> Source records
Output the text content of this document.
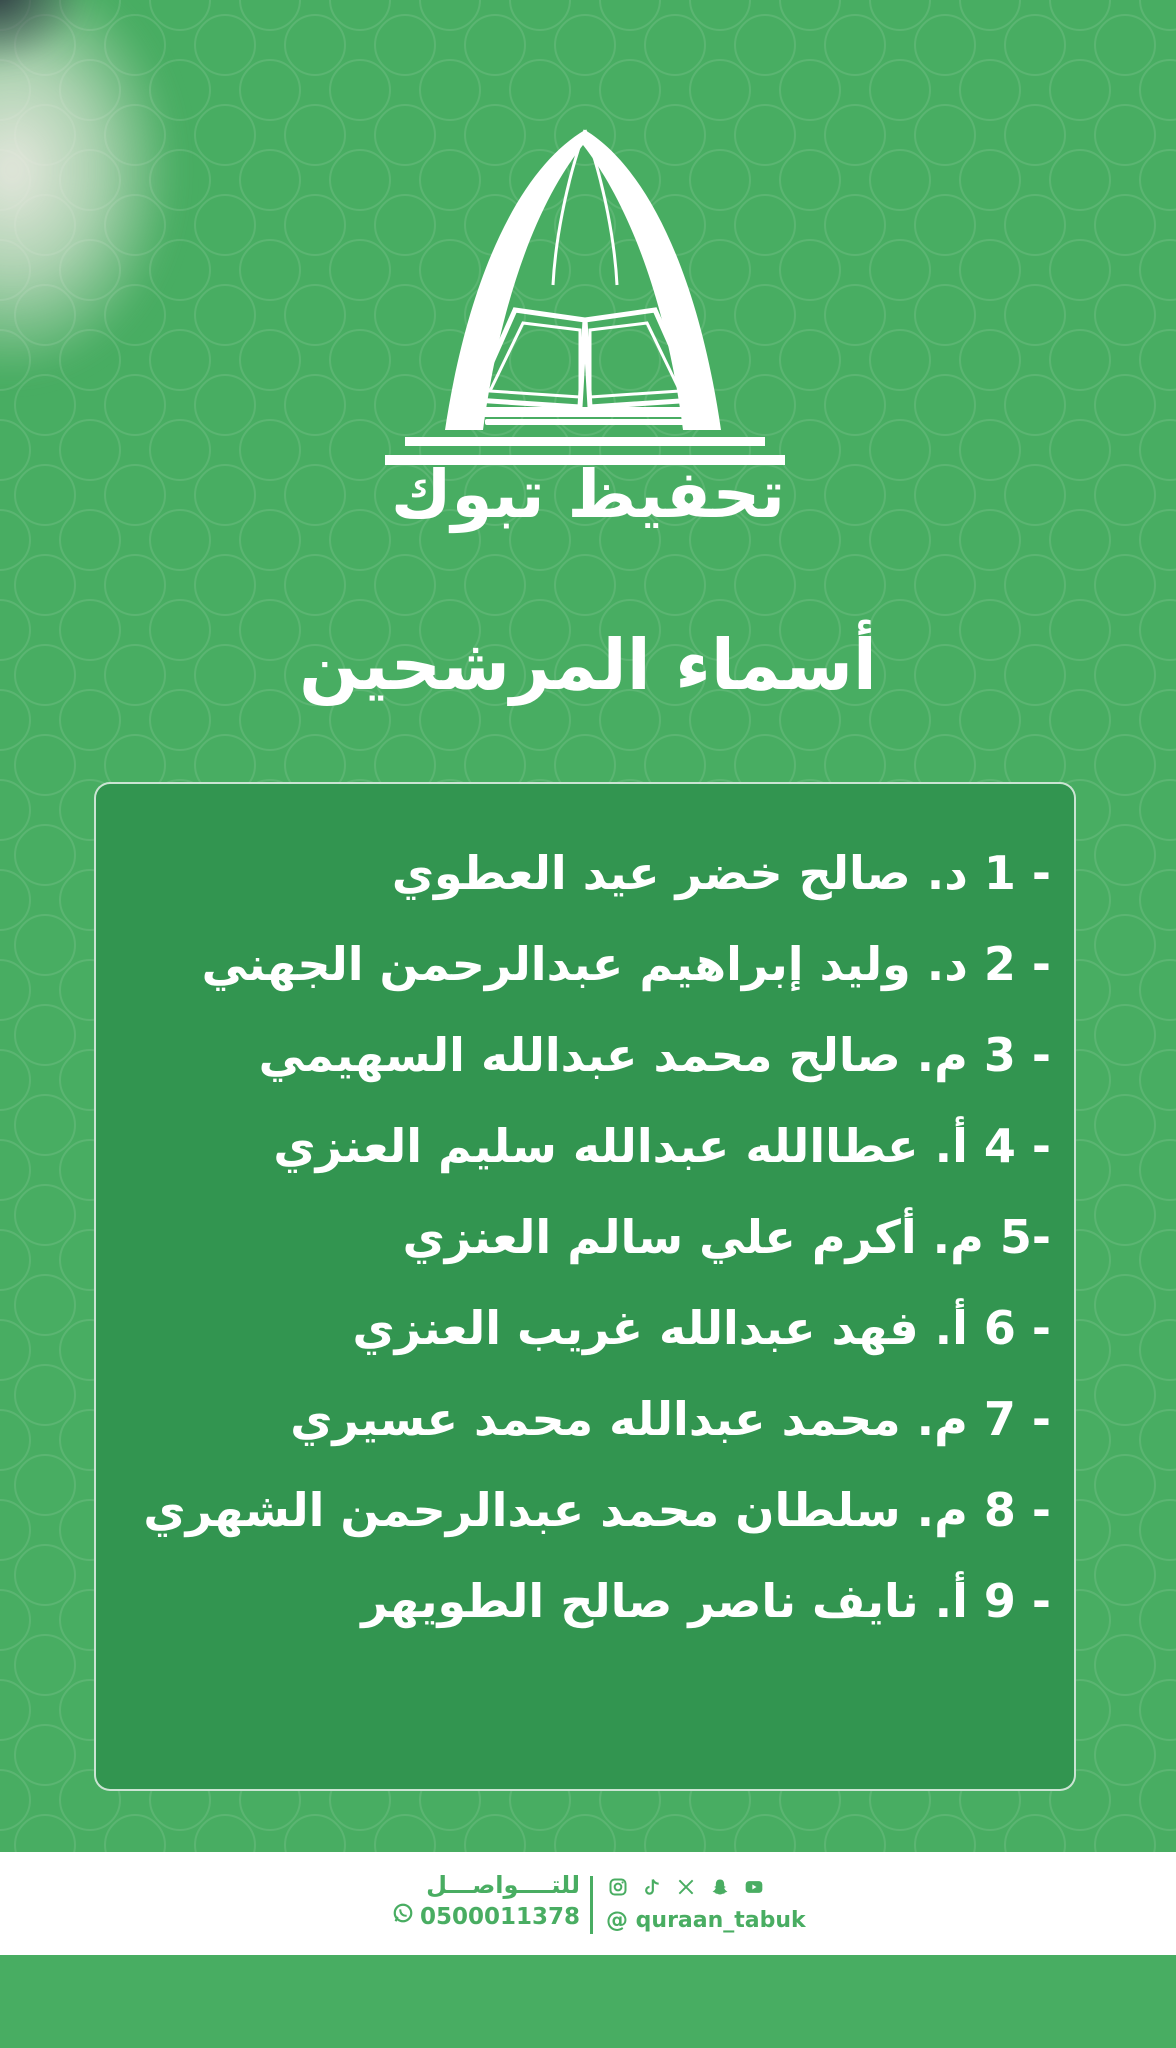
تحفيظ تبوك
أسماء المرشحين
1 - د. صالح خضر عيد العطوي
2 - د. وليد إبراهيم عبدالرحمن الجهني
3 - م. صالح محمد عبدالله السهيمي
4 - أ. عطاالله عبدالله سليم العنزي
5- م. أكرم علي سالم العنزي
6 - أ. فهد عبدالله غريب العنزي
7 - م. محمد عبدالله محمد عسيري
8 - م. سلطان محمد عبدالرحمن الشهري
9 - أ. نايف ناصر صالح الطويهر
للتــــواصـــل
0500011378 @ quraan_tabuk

> Problem description
Copy out all of the material exactly as written, without its pictures.

> Correct answer
Output the text content of this document.
تحفيظ تبوك
أسماء المرشحين
1 - د. صالح خضر عيد العطوي
2 - د. وليد إبراهيم عبدالرحمن الجهني
3 - م. صالح محمد عبدالله السهيمي
4 - أ. عطاالله عبدالله سليم العنزي
5- م. أكرم علي سالم العنزي
6 - أ. فهد عبدالله غريب العنزي
7 - م. محمد عبدالله محمد عسيري
8 - م. سلطان محمد عبدالرحمن الشهري
9 - أ. نايف ناصر صالح الطويهر
للتــــواصـــل
0500011378 @ quraan_tabuk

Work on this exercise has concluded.